- [WHAT TO WORK ON]: Pull each line holding "color" out of the entries below.
### SOURCE RECORDS
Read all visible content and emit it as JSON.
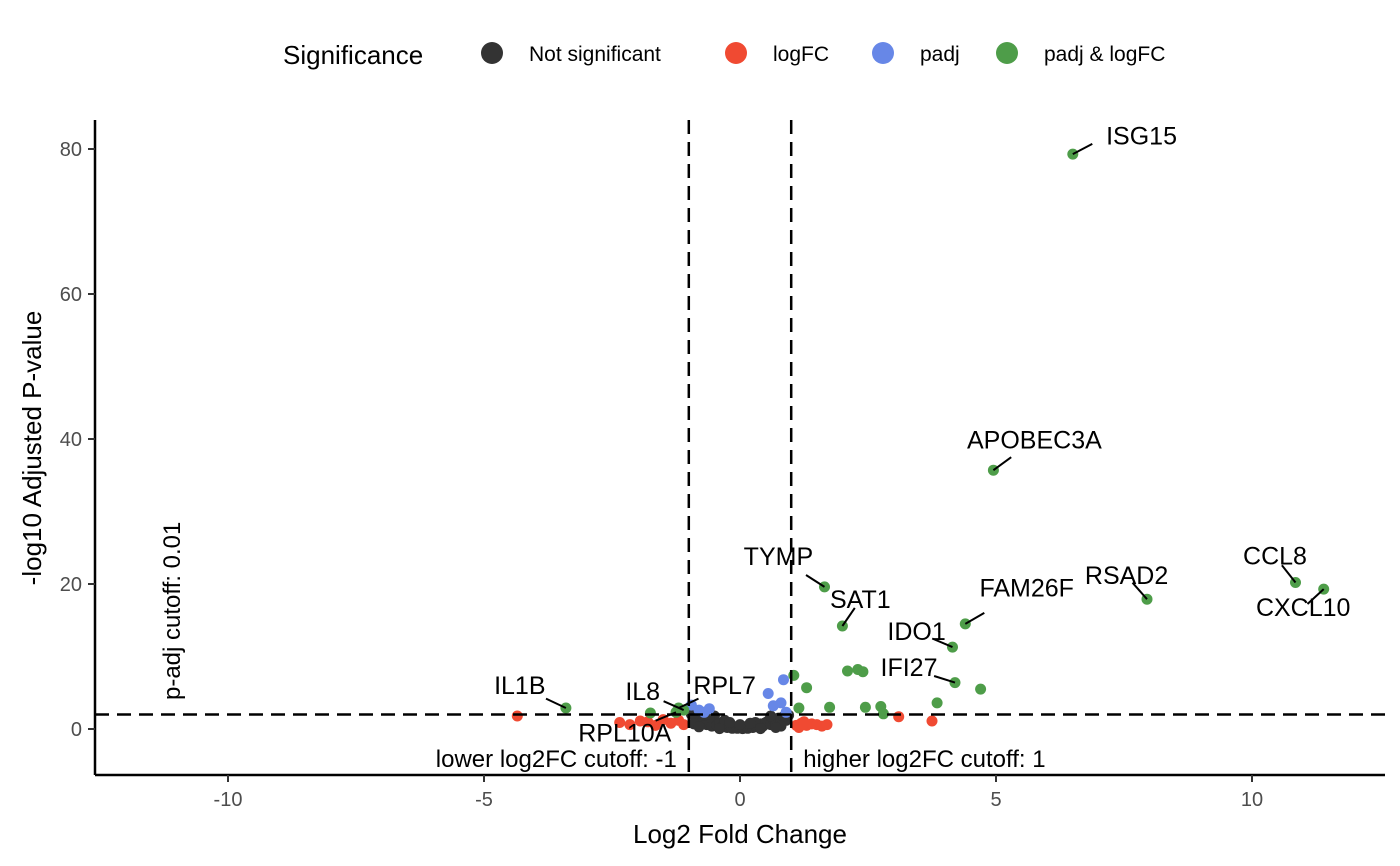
{
  "chart_data": {
    "type": "scatter",
    "title": "",
    "xlabel": "Log2 Fold Change",
    "ylabel": "-log10 Adjusted P-value",
    "xlim": [
      -12.6,
      12.6
    ],
    "ylim": [
      -6.3,
      84.5
    ],
    "x_ticks": [
      -10,
      -5,
      0,
      5,
      10
    ],
    "y_ticks": [
      0,
      20,
      40,
      60,
      80
    ],
    "grid": false,
    "legend": {
      "title": "Significance",
      "position": "top",
      "entries": [
        {
          "name": "Not significant",
          "color": "#333333"
        },
        {
          "name": "logFC",
          "color": "#F04A32"
        },
        {
          "name": "padj",
          "color": "#6787E7"
        },
        {
          "name": "padj & logFC",
          "color": "#4E9D49"
        }
      ]
    },
    "cutoffs": {
      "padj_y": 2,
      "lower_log2fc": -1,
      "higher_log2fc": 1,
      "padj_label": "p-adj cutoff: 0.01",
      "lower_label": "lower log2FC cutoff: -1",
      "higher_label": "higher log2FC cutoff: 1"
    },
    "series": [
      {
        "name": "Not significant",
        "color": "#333333",
        "points": [
          [
            -0.95,
            2.0
          ],
          [
            -0.85,
            1.6
          ],
          [
            -0.8,
            1.2
          ],
          [
            -0.75,
            0.9
          ],
          [
            -0.7,
            1.4
          ],
          [
            -0.65,
            0.6
          ],
          [
            -0.6,
            1.0
          ],
          [
            -0.55,
            0.4
          ],
          [
            -0.5,
            1.8
          ],
          [
            -0.45,
            0.5
          ],
          [
            -0.4,
            0.8
          ],
          [
            -0.35,
            0.3
          ],
          [
            -0.3,
            0.6
          ],
          [
            -0.25,
            0.2
          ],
          [
            -0.2,
            0.5
          ],
          [
            -0.15,
            0.1
          ],
          [
            -0.1,
            0.3
          ],
          [
            -0.05,
            0.1
          ],
          [
            0.0,
            0.2
          ],
          [
            0.05,
            0.05
          ],
          [
            0.1,
            0.3
          ],
          [
            0.15,
            0.1
          ],
          [
            0.2,
            0.4
          ],
          [
            0.25,
            0.2
          ],
          [
            0.3,
            0.5
          ],
          [
            0.35,
            0.3
          ],
          [
            0.4,
            0.7
          ],
          [
            0.45,
            0.4
          ],
          [
            0.5,
            0.9
          ],
          [
            0.55,
            1.1
          ],
          [
            0.6,
            0.6
          ],
          [
            0.65,
            1.3
          ],
          [
            0.7,
            0.9
          ],
          [
            0.75,
            1.5
          ],
          [
            0.8,
            1.1
          ],
          [
            0.85,
            1.7
          ],
          [
            0.9,
            1.2
          ],
          [
            0.95,
            1.9
          ],
          [
            -0.9,
            0.7
          ],
          [
            -0.6,
            1.6
          ],
          [
            -0.3,
            1.2
          ],
          [
            0.0,
            0.6
          ],
          [
            0.3,
            0.9
          ],
          [
            0.6,
            1.8
          ],
          [
            -0.8,
            0.3
          ],
          [
            0.8,
            0.4
          ],
          [
            -0.4,
            0.05
          ],
          [
            0.4,
            0.05
          ],
          [
            -0.2,
            0.9
          ],
          [
            0.2,
            0.8
          ],
          [
            -0.7,
            1.9
          ],
          [
            0.7,
            0.2
          ]
        ]
      },
      {
        "name": "logFC",
        "color": "#F04A32",
        "points": [
          [
            -4.35,
            1.8
          ],
          [
            -2.35,
            0.9
          ],
          [
            -2.15,
            0.6
          ],
          [
            -1.95,
            1.1
          ],
          [
            -1.8,
            1.0
          ],
          [
            -1.65,
            0.5
          ],
          [
            -1.5,
            1.3
          ],
          [
            -1.35,
            0.8
          ],
          [
            -1.2,
            1.2
          ],
          [
            -1.1,
            0.6
          ],
          [
            1.1,
            0.5
          ],
          [
            1.2,
            0.8
          ],
          [
            1.3,
            0.5
          ],
          [
            1.4,
            0.7
          ],
          [
            1.5,
            0.6
          ],
          [
            1.6,
            0.4
          ],
          [
            1.7,
            0.6
          ],
          [
            1.15,
            0.2
          ],
          [
            1.25,
            1.0
          ],
          [
            3.1,
            1.7
          ],
          [
            3.75,
            1.1
          ]
        ]
      },
      {
        "name": "padj",
        "color": "#6787E7",
        "points": [
          [
            -0.95,
            3.3
          ],
          [
            -0.8,
            2.6
          ],
          [
            -0.7,
            2.3
          ],
          [
            -0.6,
            2.8
          ],
          [
            0.55,
            4.9
          ],
          [
            0.65,
            3.2
          ],
          [
            0.8,
            3.6
          ],
          [
            0.85,
            6.8
          ],
          [
            0.9,
            2.3
          ]
        ]
      },
      {
        "name": "padj & logFC",
        "color": "#4E9D49",
        "points": [
          [
            6.5,
            79.3
          ],
          [
            4.95,
            35.7
          ],
          [
            11.4,
            19.3
          ],
          [
            10.85,
            20.2
          ],
          [
            7.95,
            17.9
          ],
          [
            1.65,
            19.6
          ],
          [
            2.0,
            14.2
          ],
          [
            4.4,
            14.5
          ],
          [
            4.15,
            11.3
          ],
          [
            4.2,
            6.4
          ],
          [
            4.7,
            5.5
          ],
          [
            3.85,
            3.6
          ],
          [
            1.05,
            7.4
          ],
          [
            1.3,
            5.7
          ],
          [
            2.1,
            8.0
          ],
          [
            2.3,
            8.2
          ],
          [
            2.4,
            7.9
          ],
          [
            1.75,
            3.0
          ],
          [
            1.15,
            2.9
          ],
          [
            2.45,
            3.0
          ],
          [
            2.75,
            3.1
          ],
          [
            2.8,
            2.1
          ],
          [
            -3.4,
            2.9
          ],
          [
            -1.75,
            2.2
          ],
          [
            -1.2,
            2.9
          ],
          [
            -1.25,
            2.3
          ],
          [
            -1.1,
            2.6
          ]
        ]
      }
    ],
    "labels": [
      {
        "text": "ISG15",
        "point": [
          6.5,
          79.3
        ],
        "pos": [
          7.15,
          80.6
        ],
        "anchor": "start"
      },
      {
        "text": "APOBEC3A",
        "point": [
          4.95,
          35.7
        ],
        "pos": [
          5.75,
          38.7
        ],
        "anchor": "middle"
      },
      {
        "text": "CCL8",
        "point": [
          10.85,
          20.2
        ],
        "pos": [
          10.45,
          22.7
        ],
        "anchor": "middle"
      },
      {
        "text": "CXCL10",
        "point": [
          11.4,
          19.3
        ],
        "pos": [
          11.0,
          15.6
        ],
        "anchor": "middle"
      },
      {
        "text": "RSAD2",
        "point": [
          7.95,
          17.9
        ],
        "pos": [
          7.55,
          20.0
        ],
        "anchor": "middle"
      },
      {
        "text": "TYMP",
        "point": [
          1.65,
          19.6
        ],
        "pos": [
          0.75,
          22.6
        ],
        "anchor": "middle"
      },
      {
        "text": "SAT1",
        "point": [
          2.0,
          14.2
        ],
        "pos": [
          2.35,
          16.7
        ],
        "anchor": "middle"
      },
      {
        "text": "FAM26F",
        "point": [
          4.4,
          14.5
        ],
        "pos": [
          5.6,
          18.3
        ],
        "anchor": "middle"
      },
      {
        "text": "IDO1",
        "point": [
          4.15,
          11.3
        ],
        "pos": [
          3.45,
          12.3
        ],
        "anchor": "middle"
      },
      {
        "text": "IFI27",
        "point": [
          4.2,
          6.4
        ],
        "pos": [
          3.3,
          7.3
        ],
        "anchor": "middle"
      },
      {
        "text": "IL1B",
        "point": [
          -3.4,
          2.9
        ],
        "pos": [
          -4.3,
          4.8
        ],
        "anchor": "middle"
      },
      {
        "text": "IL8",
        "point": [
          -1.1,
          2.6
        ],
        "pos": [
          -1.9,
          4.0
        ],
        "anchor": "middle"
      },
      {
        "text": "RPL7",
        "point": [
          -1.2,
          2.9
        ],
        "pos": [
          -0.3,
          4.8
        ],
        "anchor": "middle"
      },
      {
        "text": "RPL10A",
        "point": [
          -1.25,
          2.3
        ],
        "pos": [
          -2.25,
          -1.7
        ],
        "anchor": "middle"
      }
    ]
  }
}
######
- [RESPONSE TO THE EXERCISE]:
          "color": "#333333"
          "color": "#F04A32"
          "color": "#6787E7"
          "color": "#4E9D49"
        "color": "#333333",
        "color": "#F04A32",
        "color": "#6787E7",
        "color": "#4E9D49",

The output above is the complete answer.